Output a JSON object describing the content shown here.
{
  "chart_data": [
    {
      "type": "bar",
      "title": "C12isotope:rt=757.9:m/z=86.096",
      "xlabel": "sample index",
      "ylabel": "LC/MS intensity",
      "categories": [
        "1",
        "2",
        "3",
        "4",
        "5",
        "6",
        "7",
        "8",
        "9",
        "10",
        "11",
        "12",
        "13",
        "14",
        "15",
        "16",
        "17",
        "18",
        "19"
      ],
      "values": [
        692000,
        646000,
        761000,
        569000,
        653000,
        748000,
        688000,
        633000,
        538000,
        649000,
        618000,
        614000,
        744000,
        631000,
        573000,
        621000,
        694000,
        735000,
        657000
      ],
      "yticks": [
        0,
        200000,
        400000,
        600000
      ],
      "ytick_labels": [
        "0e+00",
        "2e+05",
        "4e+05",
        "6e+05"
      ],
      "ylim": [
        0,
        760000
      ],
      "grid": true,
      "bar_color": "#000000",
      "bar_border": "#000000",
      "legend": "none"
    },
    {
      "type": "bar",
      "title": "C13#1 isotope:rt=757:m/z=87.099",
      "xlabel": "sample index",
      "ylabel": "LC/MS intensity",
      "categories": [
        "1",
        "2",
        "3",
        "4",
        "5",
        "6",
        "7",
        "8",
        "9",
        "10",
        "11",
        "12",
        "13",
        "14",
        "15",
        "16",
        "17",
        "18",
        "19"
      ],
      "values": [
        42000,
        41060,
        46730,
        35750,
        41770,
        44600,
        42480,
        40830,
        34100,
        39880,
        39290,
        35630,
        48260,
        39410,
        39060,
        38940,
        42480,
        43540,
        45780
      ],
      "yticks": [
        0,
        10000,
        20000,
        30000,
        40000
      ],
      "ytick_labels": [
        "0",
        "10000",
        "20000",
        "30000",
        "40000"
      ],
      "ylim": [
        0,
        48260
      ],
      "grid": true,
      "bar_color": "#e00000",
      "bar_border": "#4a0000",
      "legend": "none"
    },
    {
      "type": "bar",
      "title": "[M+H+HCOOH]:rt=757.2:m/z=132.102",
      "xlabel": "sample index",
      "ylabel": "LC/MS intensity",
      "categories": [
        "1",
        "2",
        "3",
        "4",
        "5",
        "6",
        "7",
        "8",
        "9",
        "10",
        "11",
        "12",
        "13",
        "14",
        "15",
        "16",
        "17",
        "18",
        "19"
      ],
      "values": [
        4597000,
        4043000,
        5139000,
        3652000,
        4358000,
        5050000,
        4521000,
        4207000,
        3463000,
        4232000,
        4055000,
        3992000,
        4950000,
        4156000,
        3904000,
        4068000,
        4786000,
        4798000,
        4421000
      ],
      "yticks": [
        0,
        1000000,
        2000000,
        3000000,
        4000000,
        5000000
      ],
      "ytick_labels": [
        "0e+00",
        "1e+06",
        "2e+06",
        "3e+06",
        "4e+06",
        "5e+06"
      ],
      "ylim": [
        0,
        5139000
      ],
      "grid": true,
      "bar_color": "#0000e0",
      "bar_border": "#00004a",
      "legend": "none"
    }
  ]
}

|---|

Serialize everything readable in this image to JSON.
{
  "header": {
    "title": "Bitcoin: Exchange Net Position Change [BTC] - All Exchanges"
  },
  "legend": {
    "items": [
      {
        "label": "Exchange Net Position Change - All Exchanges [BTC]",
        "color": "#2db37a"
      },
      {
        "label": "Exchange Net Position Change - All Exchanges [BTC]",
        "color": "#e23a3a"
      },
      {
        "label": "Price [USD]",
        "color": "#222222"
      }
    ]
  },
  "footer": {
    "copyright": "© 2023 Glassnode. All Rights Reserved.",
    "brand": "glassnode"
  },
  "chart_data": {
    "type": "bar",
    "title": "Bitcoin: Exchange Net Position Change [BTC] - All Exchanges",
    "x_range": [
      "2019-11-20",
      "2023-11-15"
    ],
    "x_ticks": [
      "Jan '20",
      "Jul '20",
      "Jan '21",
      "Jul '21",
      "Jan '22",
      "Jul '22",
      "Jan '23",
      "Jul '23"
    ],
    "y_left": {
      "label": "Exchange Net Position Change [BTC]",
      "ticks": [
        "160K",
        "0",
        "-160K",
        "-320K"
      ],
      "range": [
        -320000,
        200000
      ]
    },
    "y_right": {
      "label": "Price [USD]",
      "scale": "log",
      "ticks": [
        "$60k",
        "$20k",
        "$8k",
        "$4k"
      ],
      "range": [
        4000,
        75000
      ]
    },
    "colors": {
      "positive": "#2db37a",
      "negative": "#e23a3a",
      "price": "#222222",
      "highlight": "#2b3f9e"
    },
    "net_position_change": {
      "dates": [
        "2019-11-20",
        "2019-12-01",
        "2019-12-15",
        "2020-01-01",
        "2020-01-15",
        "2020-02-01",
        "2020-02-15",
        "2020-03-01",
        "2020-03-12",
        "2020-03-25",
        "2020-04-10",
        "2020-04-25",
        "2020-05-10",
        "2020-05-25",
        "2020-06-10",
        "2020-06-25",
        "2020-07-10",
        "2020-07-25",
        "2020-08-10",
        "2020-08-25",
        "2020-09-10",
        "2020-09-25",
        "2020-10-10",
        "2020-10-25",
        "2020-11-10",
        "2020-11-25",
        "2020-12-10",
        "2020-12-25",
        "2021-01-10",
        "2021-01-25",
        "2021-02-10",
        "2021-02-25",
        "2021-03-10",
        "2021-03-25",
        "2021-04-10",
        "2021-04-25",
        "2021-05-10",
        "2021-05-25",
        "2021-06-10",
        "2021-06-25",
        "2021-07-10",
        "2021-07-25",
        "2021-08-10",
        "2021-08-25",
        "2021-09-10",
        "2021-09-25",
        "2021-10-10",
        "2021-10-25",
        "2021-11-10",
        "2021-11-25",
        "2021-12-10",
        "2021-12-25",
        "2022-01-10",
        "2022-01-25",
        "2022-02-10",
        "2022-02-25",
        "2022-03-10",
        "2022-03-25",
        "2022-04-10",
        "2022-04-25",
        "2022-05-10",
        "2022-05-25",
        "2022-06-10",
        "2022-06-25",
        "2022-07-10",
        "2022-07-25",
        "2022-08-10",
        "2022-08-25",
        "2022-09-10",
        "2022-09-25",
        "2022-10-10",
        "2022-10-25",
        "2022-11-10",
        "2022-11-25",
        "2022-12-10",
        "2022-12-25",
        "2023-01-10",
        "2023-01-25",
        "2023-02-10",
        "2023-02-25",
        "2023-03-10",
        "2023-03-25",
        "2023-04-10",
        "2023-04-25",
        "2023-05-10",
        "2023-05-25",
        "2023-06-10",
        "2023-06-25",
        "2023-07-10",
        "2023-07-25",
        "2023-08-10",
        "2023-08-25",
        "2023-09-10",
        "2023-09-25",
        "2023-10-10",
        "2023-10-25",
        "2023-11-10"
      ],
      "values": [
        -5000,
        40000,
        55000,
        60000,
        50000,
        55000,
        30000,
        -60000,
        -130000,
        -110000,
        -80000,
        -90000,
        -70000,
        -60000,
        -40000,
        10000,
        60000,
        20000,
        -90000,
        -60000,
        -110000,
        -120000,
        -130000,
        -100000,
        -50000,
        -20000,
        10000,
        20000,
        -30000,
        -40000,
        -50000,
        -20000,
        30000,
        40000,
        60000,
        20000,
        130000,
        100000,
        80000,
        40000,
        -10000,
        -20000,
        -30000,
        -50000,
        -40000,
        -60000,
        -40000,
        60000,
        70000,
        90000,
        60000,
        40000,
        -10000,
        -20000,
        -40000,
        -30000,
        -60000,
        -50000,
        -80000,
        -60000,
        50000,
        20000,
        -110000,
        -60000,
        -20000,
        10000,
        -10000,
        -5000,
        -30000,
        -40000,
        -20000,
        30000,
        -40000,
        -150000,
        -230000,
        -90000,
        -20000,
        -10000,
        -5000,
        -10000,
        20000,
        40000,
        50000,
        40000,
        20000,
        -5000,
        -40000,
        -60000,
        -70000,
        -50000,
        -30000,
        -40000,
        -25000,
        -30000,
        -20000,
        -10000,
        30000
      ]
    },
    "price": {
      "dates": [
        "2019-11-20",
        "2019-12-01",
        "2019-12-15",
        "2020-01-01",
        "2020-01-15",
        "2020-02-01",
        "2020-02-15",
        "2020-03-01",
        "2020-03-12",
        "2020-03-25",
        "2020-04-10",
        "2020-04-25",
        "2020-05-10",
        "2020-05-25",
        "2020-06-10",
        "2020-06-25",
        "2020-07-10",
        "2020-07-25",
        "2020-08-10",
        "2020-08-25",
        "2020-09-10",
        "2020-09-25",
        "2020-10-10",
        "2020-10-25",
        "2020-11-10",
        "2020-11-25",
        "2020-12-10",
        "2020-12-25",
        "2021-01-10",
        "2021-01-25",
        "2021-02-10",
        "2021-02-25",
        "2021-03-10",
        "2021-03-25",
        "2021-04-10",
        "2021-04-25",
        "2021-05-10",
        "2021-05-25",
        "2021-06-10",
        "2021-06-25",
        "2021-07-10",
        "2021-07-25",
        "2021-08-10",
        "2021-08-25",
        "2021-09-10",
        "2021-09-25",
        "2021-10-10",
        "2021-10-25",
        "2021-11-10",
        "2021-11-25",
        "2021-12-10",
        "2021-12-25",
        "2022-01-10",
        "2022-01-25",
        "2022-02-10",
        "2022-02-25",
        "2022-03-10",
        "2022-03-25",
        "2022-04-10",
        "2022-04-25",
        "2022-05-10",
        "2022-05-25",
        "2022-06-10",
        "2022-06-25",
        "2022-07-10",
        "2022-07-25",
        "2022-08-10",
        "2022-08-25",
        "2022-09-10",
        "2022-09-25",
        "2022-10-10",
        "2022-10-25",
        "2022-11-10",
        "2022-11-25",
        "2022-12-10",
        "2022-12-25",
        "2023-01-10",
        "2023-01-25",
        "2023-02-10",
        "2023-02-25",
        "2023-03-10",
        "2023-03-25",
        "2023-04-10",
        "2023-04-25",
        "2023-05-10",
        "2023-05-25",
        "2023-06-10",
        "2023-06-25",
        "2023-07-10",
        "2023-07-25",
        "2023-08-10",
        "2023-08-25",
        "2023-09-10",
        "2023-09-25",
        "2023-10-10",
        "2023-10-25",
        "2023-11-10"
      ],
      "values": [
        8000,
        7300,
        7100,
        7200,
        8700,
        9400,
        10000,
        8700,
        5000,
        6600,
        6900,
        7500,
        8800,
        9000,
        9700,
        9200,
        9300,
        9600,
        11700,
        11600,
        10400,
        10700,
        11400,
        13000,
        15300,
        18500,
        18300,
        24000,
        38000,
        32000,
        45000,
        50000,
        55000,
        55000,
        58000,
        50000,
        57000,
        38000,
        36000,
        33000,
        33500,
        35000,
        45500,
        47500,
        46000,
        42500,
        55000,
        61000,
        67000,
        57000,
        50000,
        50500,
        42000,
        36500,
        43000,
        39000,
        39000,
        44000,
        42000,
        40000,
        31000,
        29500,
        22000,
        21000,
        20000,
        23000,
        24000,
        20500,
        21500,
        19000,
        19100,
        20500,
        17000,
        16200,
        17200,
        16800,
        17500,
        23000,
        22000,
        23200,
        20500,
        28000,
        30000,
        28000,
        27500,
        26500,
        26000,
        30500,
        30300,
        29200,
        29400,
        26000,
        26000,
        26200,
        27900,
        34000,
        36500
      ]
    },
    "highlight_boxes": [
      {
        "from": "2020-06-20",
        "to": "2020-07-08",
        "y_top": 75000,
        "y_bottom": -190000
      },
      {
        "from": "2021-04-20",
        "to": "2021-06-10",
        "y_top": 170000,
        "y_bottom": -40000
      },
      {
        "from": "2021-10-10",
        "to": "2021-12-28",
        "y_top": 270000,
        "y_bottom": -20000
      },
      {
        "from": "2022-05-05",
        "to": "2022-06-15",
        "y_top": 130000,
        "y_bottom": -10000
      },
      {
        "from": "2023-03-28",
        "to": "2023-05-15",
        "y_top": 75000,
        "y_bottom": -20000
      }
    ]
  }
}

|---|

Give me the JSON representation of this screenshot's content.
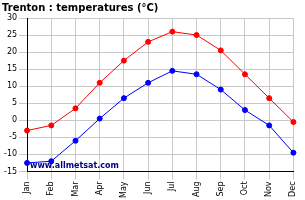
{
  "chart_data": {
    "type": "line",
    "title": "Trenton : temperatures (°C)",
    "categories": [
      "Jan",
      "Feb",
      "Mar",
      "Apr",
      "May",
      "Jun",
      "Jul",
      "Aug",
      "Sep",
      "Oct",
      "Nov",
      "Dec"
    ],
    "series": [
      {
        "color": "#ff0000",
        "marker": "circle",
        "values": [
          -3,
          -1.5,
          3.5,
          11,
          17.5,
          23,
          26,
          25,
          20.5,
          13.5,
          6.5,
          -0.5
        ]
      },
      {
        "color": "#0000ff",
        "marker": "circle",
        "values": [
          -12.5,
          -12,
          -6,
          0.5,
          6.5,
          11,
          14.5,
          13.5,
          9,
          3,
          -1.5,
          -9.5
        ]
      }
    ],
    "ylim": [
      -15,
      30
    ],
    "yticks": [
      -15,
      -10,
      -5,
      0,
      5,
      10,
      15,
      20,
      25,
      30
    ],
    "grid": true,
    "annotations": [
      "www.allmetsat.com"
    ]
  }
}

|---|

- **What you need to do**:
Gather all lines with the string "Bitcoin" from the data.

- **Result**:
    "title": "Bitcoin: Exchange Net Position Change [BTC] - All Exchanges"
    "title": "Bitcoin: Exchange Net Position Change [BTC] - All Exchanges",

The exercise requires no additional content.